- [WHAT TO PRODUCE]:
Restate, word for word, all of the material shown below.

■ ■ ■

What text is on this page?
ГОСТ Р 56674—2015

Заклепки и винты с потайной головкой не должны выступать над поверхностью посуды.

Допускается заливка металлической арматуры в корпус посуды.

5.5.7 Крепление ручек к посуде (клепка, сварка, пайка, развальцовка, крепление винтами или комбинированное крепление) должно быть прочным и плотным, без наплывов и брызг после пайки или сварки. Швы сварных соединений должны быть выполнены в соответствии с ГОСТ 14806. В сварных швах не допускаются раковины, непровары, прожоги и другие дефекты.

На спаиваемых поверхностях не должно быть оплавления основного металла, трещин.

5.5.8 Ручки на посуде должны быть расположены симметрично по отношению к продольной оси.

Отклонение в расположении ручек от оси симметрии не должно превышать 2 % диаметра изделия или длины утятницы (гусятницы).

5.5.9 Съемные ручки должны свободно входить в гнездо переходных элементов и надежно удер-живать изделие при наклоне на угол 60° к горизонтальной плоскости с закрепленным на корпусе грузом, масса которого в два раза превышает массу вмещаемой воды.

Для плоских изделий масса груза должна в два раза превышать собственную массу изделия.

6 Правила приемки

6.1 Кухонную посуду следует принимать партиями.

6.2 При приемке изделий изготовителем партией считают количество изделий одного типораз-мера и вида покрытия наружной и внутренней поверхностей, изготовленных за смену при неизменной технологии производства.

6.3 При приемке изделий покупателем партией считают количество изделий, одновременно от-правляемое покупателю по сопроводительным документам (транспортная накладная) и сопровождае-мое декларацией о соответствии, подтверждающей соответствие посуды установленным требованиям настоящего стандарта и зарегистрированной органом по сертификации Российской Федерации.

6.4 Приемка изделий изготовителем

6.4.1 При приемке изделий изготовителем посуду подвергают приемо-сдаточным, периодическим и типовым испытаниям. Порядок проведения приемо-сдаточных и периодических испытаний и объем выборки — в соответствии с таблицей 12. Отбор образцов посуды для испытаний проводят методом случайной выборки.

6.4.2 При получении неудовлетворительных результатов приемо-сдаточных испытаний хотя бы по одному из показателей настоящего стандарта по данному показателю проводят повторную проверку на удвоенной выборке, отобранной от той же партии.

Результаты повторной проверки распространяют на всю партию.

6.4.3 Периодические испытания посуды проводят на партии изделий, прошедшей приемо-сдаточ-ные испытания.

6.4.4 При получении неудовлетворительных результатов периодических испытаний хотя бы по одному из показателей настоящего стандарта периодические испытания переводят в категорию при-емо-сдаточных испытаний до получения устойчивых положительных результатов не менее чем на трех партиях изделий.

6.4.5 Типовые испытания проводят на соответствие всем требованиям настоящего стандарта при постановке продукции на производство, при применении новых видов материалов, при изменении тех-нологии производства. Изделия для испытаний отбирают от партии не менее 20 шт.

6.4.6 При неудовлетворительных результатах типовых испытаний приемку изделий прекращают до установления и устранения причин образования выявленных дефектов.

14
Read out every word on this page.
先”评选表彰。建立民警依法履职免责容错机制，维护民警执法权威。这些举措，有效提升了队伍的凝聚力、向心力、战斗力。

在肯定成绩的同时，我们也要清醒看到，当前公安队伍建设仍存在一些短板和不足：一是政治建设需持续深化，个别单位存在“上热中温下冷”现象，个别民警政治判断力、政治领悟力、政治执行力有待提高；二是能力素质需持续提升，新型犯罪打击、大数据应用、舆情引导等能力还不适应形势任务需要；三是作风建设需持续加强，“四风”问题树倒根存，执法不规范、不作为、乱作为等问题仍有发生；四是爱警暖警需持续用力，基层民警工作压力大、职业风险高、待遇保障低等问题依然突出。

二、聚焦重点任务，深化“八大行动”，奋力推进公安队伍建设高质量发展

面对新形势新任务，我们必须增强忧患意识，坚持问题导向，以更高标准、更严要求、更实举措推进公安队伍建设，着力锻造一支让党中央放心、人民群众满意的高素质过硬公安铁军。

■ ■ ■

- [ANSWER FOR THE TASK]:
What text is on this page?
ГОСТ Р 56674—2015

Заклепки и винты с потайной головкой не должны выступать над поверхностью посуды.

Допускается заливка металлической арматуры в корпус посуды.

5.5.7 Крепление ручек к посуде (клепка, сварка, пайка, развальцовка, крепление винтами или комбинированное крепление) должно быть прочным и плотным, без наплывов и брызг после пайки или сварки. Швы сварных соединений должны быть выполнены в соответствии с ГОСТ 14806. В сварных швах не допускаются раковины, непровары, прожоги и другие дефекты.

На спаиваемых поверхностях не должно быть оплавления основного металла, трещин.

5.5.8 Ручки на посуде должны быть расположены симметрично по отношению к продольной оси.

Отклонение в расположении ручек от оси симметрии не должно превышать 2 % диаметра изделия или длины утятницы (гусятницы).

5.5.9 Съемные ручки должны свободно входить в гнездо переходных элементов и надежно удер-живать изделие при наклоне на угол 60° к горизонтальной плоскости с закрепленным на корпусе грузом, масса которого в два раза превышает массу вмещаемой воды.

Для плоских изделий масса груза должна в два раза превышать собственную массу изделия.

6 Правила приемки

6.1 Кухонную посуду следует принимать партиями.

6.2 При приемке изделий изготовителем партией считают количество изделий одного типораз-мера и вида покрытия наружной и внутренней поверхностей, изготовленных за смену при неизменной технологии производства.

6.3 При приемке изделий покупателем партией считают количество изделий, одновременно от-правляемое покупателю по сопроводительным документам (транспортная накладная) и сопровождае-мое декларацией о соответствии, подтверждающей соответствие посуды установленным требованиям настоящего стандарта и зарегистрированной органом по сертификации Российской Федерации.

6.4 Приемка изделий изготовителем

6.4.1 При приемке изделий изготовителем посуду подвергают приемо-сдаточным, периодическим и типовым испытаниям. Порядок проведения приемо-сдаточных и периодических испытаний и объем выборки — в соответствии с таблицей 12. Отбор образцов посуды для испытаний проводят методом случайной выборки.

6.4.2 При получении неудовлетворительных результатов приемо-сдаточных испытаний хотя бы по одному из показателей настоящего стандарта по данному показателю проводят повторную проверку на удвоенной выборке, отобранной от той же партии.

Результаты повторной проверки распространяют на всю партию.

6.4.3 Периодические испытания посуды проводят на партии изделий, прошедшей приемо-сдаточ-ные испытания.

6.4.4 При получении неудовлетворительных результатов периодических испытаний хотя бы по одному из показателей настоящего стандарта периодические испытания переводят в категорию при-емо-сдаточных испытаний до получения устойчивых положительных результатов не менее чем на трех партиях изделий.

6.4.5 Типовые испытания проводят на соответствие всем требованиям настоящего стандарта при постановке продукции на производство, при применении новых видов материалов, при изменении тех-нологии производства. Изделия для испытаний отбирают от партии не менее 20 шт.

6.4.6 При неудовлетворительных результатах типовых испытаний приемку изделий прекращают до установления и устранения причин образования выявленных дефектов.

14
Read out every word on this page.
先”评选表彰。建立民警依法履职免责容错机制，维护民警执法权威。这些举措，有效提升了队伍的凝聚力、向心力、战斗力。

在肯定成绩的同时，我们也要清醒看到，当前公安队伍建设仍存在一些短板和不足：一是政治建设需持续深化，个别单位存在“上热中温下冷”现象，个别民警政治判断力、政治领悟力、政治执行力有待提高；二是能力素质需持续提升，新型犯罪打击、大数据应用、舆情引导等能力还不适应形势任务需要；三是作风建设需持续加强，“四风”问题树倒根存，执法不规范、不作为、乱作为等问题仍有发生；四是爱警暖警需持续用力，基层民警工作压力大、职业风险高、待遇保障低等问题依然突出。

二、聚焦重点任务，深化“八大行动”，奋力推进公安队伍建设高质量发展

面对新形势新任务，我们必须增强忧患意识，坚持问题导向，以更高标准、更严要求、更实举措推进公安队伍建设，着力锻造一支让党中央放心、人民群众满意的高素质过硬公安铁军。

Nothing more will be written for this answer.